-- start Records shown --

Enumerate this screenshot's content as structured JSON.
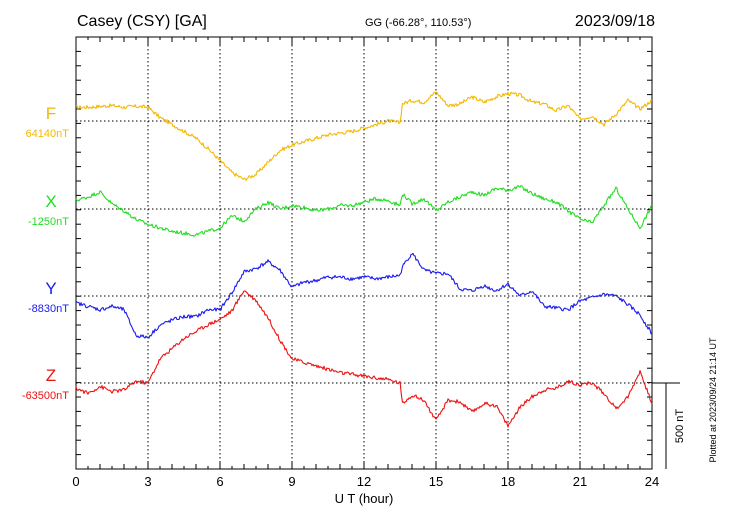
{
  "chart_data": {
    "type": "line",
    "station": "Casey (CSY)  [GA]",
    "coords": "GG (-66.28°, 110.53°)",
    "date": "2023/09/18",
    "xlabel": "U T (hour)",
    "xlim": [
      0,
      24
    ],
    "x_ticks": [
      "0",
      "3",
      "6",
      "9",
      "12",
      "15",
      "18",
      "21",
      "24"
    ],
    "scale_bar": {
      "label": "500 nT",
      "value_nT": 500
    },
    "footer": "Plotted at 2023/09/24 21:14 UT",
    "colors": {
      "F": "#f5b800",
      "X": "#22dd22",
      "Y": "#1a1aee",
      "Z": "#ee1111"
    },
    "series": [
      {
        "name": "F",
        "baseline_label": "64140nT",
        "baseline_nT": 64140,
        "hours": [
          0,
          0.5,
          1,
          1.5,
          2,
          2.5,
          3,
          3.5,
          4,
          4.5,
          5,
          5.5,
          6,
          6.5,
          7,
          7.5,
          8,
          8.5,
          9,
          9.5,
          10,
          10.5,
          11,
          11.5,
          12,
          12.5,
          13,
          13.5,
          13.6,
          14,
          14.5,
          15,
          15.5,
          16,
          16.5,
          17,
          17.5,
          18,
          18.5,
          19,
          19.5,
          20,
          20.5,
          21,
          21.5,
          22,
          22.5,
          23,
          23.5,
          24
        ],
        "values": [
          80,
          80,
          85,
          90,
          80,
          85,
          80,
          20,
          -20,
          -60,
          -100,
          -160,
          -230,
          -300,
          -340,
          -310,
          -240,
          -170,
          -140,
          -120,
          -100,
          -80,
          -70,
          -60,
          -40,
          -20,
          0,
          -10,
          100,
          120,
          110,
          170,
          90,
          100,
          140,
          110,
          140,
          160,
          150,
          110,
          100,
          60,
          90,
          10,
          30,
          -20,
          40,
          120,
          70,
          120
        ]
      },
      {
        "name": "X",
        "baseline_label": "-1250nT",
        "baseline_nT": -1250,
        "hours": [
          0,
          0.5,
          1,
          1.5,
          2,
          2.5,
          3,
          3.5,
          4,
          4.5,
          5,
          5.5,
          6,
          6.5,
          7,
          7.5,
          8,
          8.5,
          9,
          9.5,
          10,
          10.5,
          11,
          11.5,
          12,
          12.5,
          13,
          13.5,
          13.6,
          14,
          14.5,
          15,
          15.5,
          16,
          16.5,
          17,
          17.5,
          18,
          18.5,
          19,
          19.5,
          20,
          20.5,
          21,
          21.5,
          22,
          22.5,
          23,
          23.5,
          24
        ],
        "values": [
          50,
          70,
          100,
          30,
          -10,
          -60,
          -90,
          -110,
          -130,
          -140,
          -150,
          -130,
          -110,
          -40,
          -70,
          0,
          40,
          0,
          20,
          10,
          -10,
          0,
          20,
          20,
          40,
          60,
          50,
          20,
          90,
          30,
          60,
          -10,
          40,
          70,
          100,
          80,
          120,
          110,
          130,
          90,
          60,
          40,
          -10,
          -60,
          -80,
          20,
          120,
          0,
          -110,
          20
        ]
      },
      {
        "name": "Y",
        "baseline_label": "-8830nT",
        "baseline_nT": -8830,
        "hours": [
          0,
          0.5,
          1,
          1.5,
          2,
          2.5,
          3,
          3.5,
          4,
          4.5,
          5,
          5.5,
          6,
          6.5,
          7,
          7.5,
          8,
          8.5,
          9,
          9.5,
          10,
          10.5,
          11,
          11.5,
          12,
          12.5,
          13,
          13.5,
          13.6,
          14,
          14.5,
          15,
          15.5,
          16,
          16.5,
          17,
          17.5,
          18,
          18.5,
          19,
          19.5,
          20,
          20.5,
          21,
          21.5,
          22,
          22.5,
          23,
          23.5,
          24
        ],
        "values": [
          -40,
          -60,
          -80,
          -60,
          -80,
          -230,
          -240,
          -170,
          -140,
          -120,
          -120,
          -80,
          -80,
          20,
          140,
          160,
          200,
          150,
          50,
          80,
          90,
          110,
          110,
          100,
          110,
          100,
          110,
          120,
          170,
          250,
          150,
          130,
          130,
          40,
          30,
          60,
          30,
          70,
          0,
          30,
          -60,
          -70,
          -80,
          -30,
          -10,
          10,
          0,
          -50,
          -110,
          -220
        ]
      },
      {
        "name": "Z",
        "baseline_label": "-63500nT",
        "baseline_nT": -63500,
        "hours": [
          0,
          0.5,
          1,
          1.5,
          2,
          2.5,
          3,
          3.5,
          4,
          4.5,
          5,
          5.5,
          6,
          6.5,
          7,
          7.5,
          8,
          8.5,
          9,
          9.5,
          10,
          10.5,
          11,
          11.5,
          12,
          12.5,
          13,
          13.5,
          13.6,
          14,
          14.5,
          15,
          15.5,
          16,
          16.5,
          17,
          17.5,
          18,
          18.5,
          19,
          19.5,
          20,
          20.5,
          21,
          21.5,
          22,
          22.5,
          23,
          23.5,
          24
        ],
        "values": [
          -30,
          -60,
          -20,
          -50,
          -40,
          10,
          0,
          140,
          200,
          260,
          300,
          340,
          370,
          420,
          540,
          480,
          380,
          250,
          140,
          120,
          100,
          80,
          60,
          50,
          40,
          30,
          20,
          0,
          -120,
          -70,
          -100,
          -220,
          -100,
          -110,
          -170,
          -120,
          -130,
          -250,
          -140,
          -80,
          -40,
          -30,
          10,
          -10,
          0,
          -60,
          -150,
          -80,
          70,
          -120
        ]
      }
    ]
  }
}
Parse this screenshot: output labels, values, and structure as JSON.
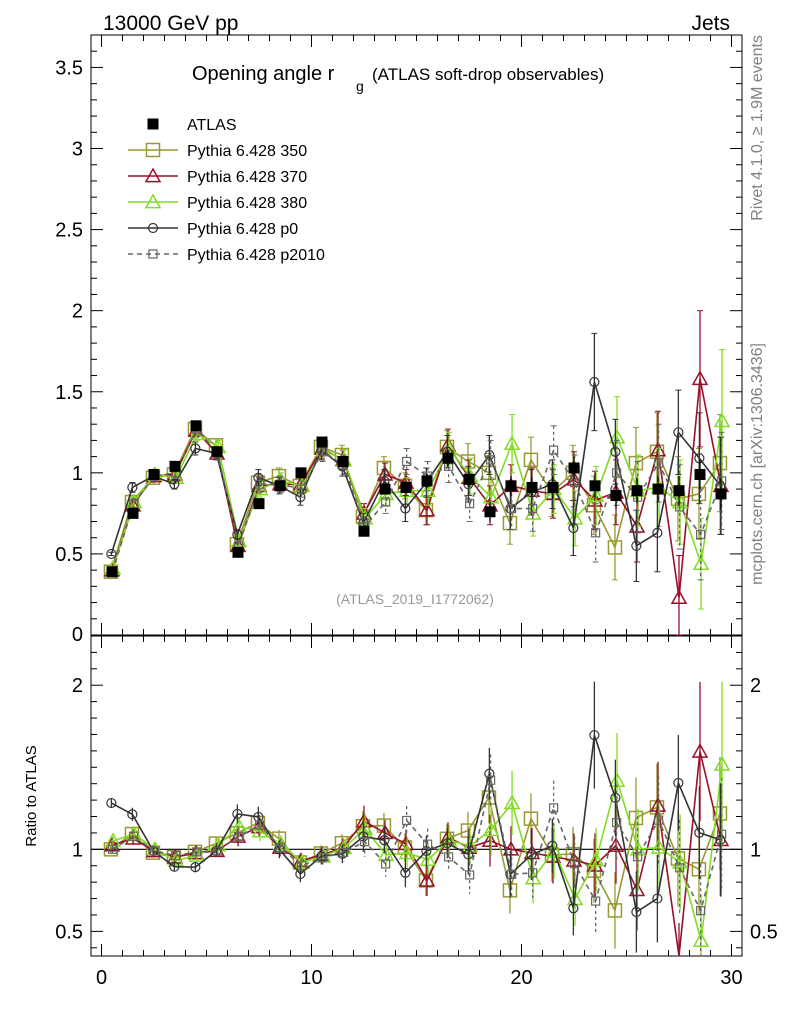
{
  "header": {
    "left": "13000 GeV pp",
    "right": "Jets"
  },
  "side_labels": {
    "top": "Rivet 4.1.0, ≥ 1.9M events",
    "bottom": "mcplots.cern.ch [arXiv:1306.3436]"
  },
  "chart_data": {
    "type": "line",
    "title_main": "Opening angle r",
    "title_sub": "g",
    "title_rest": "(ATLAS soft-drop observables)",
    "analysis_id": "(ATLAS_2019_I1772062)",
    "xlim": [
      -0.5,
      30.5
    ],
    "ylim": [
      0,
      3.7
    ],
    "y_ticks": [
      "0.5",
      "1",
      "1.5",
      "2",
      "2.5",
      "3",
      "3.5"
    ],
    "y_zero_label": "0",
    "x_ticks": [
      "0",
      "10",
      "20",
      "30"
    ],
    "ratio_ylabel": "Ratio to ATLAS",
    "ratio_ylim": [
      0.35,
      2.3
    ],
    "ratio_ticks": [
      "0.5",
      "1",
      "2"
    ],
    "x": [
      0.5,
      1.5,
      2.5,
      3.5,
      4.5,
      5.5,
      6.5,
      7.5,
      8.5,
      9.5,
      10.5,
      11.5,
      12.5,
      13.5,
      14.5,
      15.5,
      16.5,
      17.5,
      18.5,
      19.5,
      20.5,
      21.5,
      22.5,
      23.5,
      24.5,
      25.5,
      26.5,
      27.5,
      28.5,
      29.5
    ],
    "data": {
      "name": "ATLAS",
      "values": [
        0.39,
        0.75,
        0.99,
        1.04,
        1.29,
        1.13,
        0.51,
        0.81,
        0.92,
        1.0,
        1.19,
        1.07,
        0.64,
        0.9,
        0.91,
        0.95,
        1.09,
        0.96,
        0.76,
        0.92,
        0.91,
        0.91,
        1.03,
        0.92,
        0.86,
        0.89,
        0.9,
        0.89,
        0.99,
        0.87
      ],
      "errors": [
        0.01,
        0.02,
        0.02,
        0.02,
        0.02,
        0.02,
        0.01,
        0.02,
        0.02,
        0.02,
        0.02,
        0.03,
        0.03,
        0.03,
        0.04,
        0.04,
        0.05,
        0.05,
        0.06,
        0.06,
        0.06,
        0.07,
        0.07,
        0.08,
        0.08,
        0.08,
        0.08,
        0.09,
        0.09,
        0.1
      ]
    },
    "series": [
      {
        "name": "Pythia 6.428 350",
        "color": "#999933",
        "marker": "square",
        "dash": false,
        "values": [
          0.39,
          0.82,
          0.97,
          0.99,
          1.27,
          1.17,
          0.56,
          0.94,
          0.98,
          0.92,
          1.16,
          1.11,
          0.73,
          1.03,
          0.92,
          0.77,
          1.16,
          1.07,
          1.0,
          0.69,
          1.08,
          0.88,
          1.0,
          0.8,
          0.54,
          1.06,
          1.13,
          0.84,
          0.87,
          1.06
        ],
        "errors": [
          0.01,
          0.03,
          0.03,
          0.03,
          0.04,
          0.04,
          0.03,
          0.05,
          0.05,
          0.05,
          0.06,
          0.06,
          0.06,
          0.07,
          0.08,
          0.09,
          0.1,
          0.11,
          0.12,
          0.13,
          0.14,
          0.15,
          0.17,
          0.18,
          0.2,
          0.22,
          0.24,
          0.26,
          0.28,
          0.3
        ]
      },
      {
        "name": "Pythia 6.428 370",
        "color": "#99102a",
        "marker": "triangle",
        "dash": false,
        "values": [
          0.4,
          0.8,
          0.98,
          0.99,
          1.26,
          1.12,
          0.55,
          0.92,
          0.93,
          0.93,
          1.15,
          1.08,
          0.75,
          0.99,
          0.94,
          0.77,
          1.17,
          0.97,
          0.8,
          0.92,
          0.89,
          0.87,
          0.96,
          0.83,
          0.88,
          0.67,
          1.14,
          0.23,
          1.58,
          0.92
        ],
        "errors": [
          0.01,
          0.03,
          0.03,
          0.03,
          0.04,
          0.04,
          0.03,
          0.05,
          0.05,
          0.05,
          0.06,
          0.06,
          0.06,
          0.07,
          0.08,
          0.09,
          0.1,
          0.11,
          0.12,
          0.13,
          0.14,
          0.15,
          0.17,
          0.18,
          0.2,
          0.22,
          0.24,
          0.26,
          0.42,
          0.3
        ]
      },
      {
        "name": "Pythia 6.428 380",
        "color": "#99ff33",
        "stroke": "#80dd22",
        "marker": "triangle",
        "dash": false,
        "values": [
          0.41,
          0.82,
          0.99,
          0.97,
          1.24,
          1.16,
          0.58,
          0.9,
          0.95,
          0.92,
          1.14,
          1.08,
          0.72,
          0.87,
          0.89,
          0.89,
          1.15,
          0.98,
          0.85,
          1.18,
          0.75,
          0.9,
          0.72,
          0.86,
          1.22,
          0.89,
          0.91,
          0.82,
          0.44,
          1.32
        ],
        "errors": [
          0.01,
          0.03,
          0.03,
          0.03,
          0.04,
          0.04,
          0.03,
          0.05,
          0.05,
          0.05,
          0.06,
          0.06,
          0.06,
          0.07,
          0.08,
          0.09,
          0.1,
          0.11,
          0.12,
          0.18,
          0.14,
          0.15,
          0.17,
          0.18,
          0.25,
          0.22,
          0.24,
          0.26,
          0.28,
          0.44
        ]
      },
      {
        "name": "Pythia 6.428 p0",
        "color": "#333333",
        "marker": "circle",
        "dash": false,
        "values": [
          0.5,
          0.91,
          0.98,
          0.93,
          1.15,
          1.12,
          0.62,
          0.97,
          0.92,
          0.85,
          1.14,
          1.04,
          0.69,
          0.95,
          0.78,
          0.94,
          1.13,
          0.93,
          1.11,
          0.78,
          0.88,
          0.93,
          0.66,
          1.56,
          1.13,
          0.55,
          0.63,
          1.25,
          1.09,
          0.92
        ],
        "errors": [
          0.01,
          0.03,
          0.03,
          0.03,
          0.04,
          0.04,
          0.03,
          0.05,
          0.05,
          0.05,
          0.06,
          0.06,
          0.06,
          0.07,
          0.08,
          0.09,
          0.1,
          0.11,
          0.12,
          0.13,
          0.14,
          0.15,
          0.17,
          0.3,
          0.2,
          0.22,
          0.24,
          0.26,
          0.28,
          0.3
        ]
      },
      {
        "name": "Pythia 6.428 p2010",
        "color": "#666666",
        "marker": "square_small",
        "dash": true,
        "values": [
          0.39,
          0.81,
          0.98,
          1.0,
          1.27,
          1.12,
          0.55,
          0.93,
          0.93,
          0.9,
          1.13,
          1.05,
          0.67,
          0.82,
          1.07,
          0.98,
          1.04,
          0.81,
          1.08,
          0.78,
          0.78,
          1.14,
          0.94,
          0.63,
          1.0,
          0.85,
          1.06,
          0.79,
          0.62,
          0.95
        ],
        "errors": [
          0.01,
          0.03,
          0.03,
          0.03,
          0.04,
          0.04,
          0.03,
          0.05,
          0.05,
          0.05,
          0.06,
          0.06,
          0.06,
          0.07,
          0.08,
          0.09,
          0.1,
          0.11,
          0.12,
          0.13,
          0.14,
          0.15,
          0.17,
          0.18,
          0.2,
          0.22,
          0.24,
          0.26,
          0.28,
          0.3
        ]
      }
    ]
  }
}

-- end Records shown --

Set task -
Show every line of the listing in which the string "Pythia" can be found.

Output below -
        "name": "Pythia 6.428 350",
        "name": "Pythia 6.428 370",
        "name": "Pythia 6.428 380",
        "name": "Pythia 6.428 p0",
        "name": "Pythia 6.428 p2010",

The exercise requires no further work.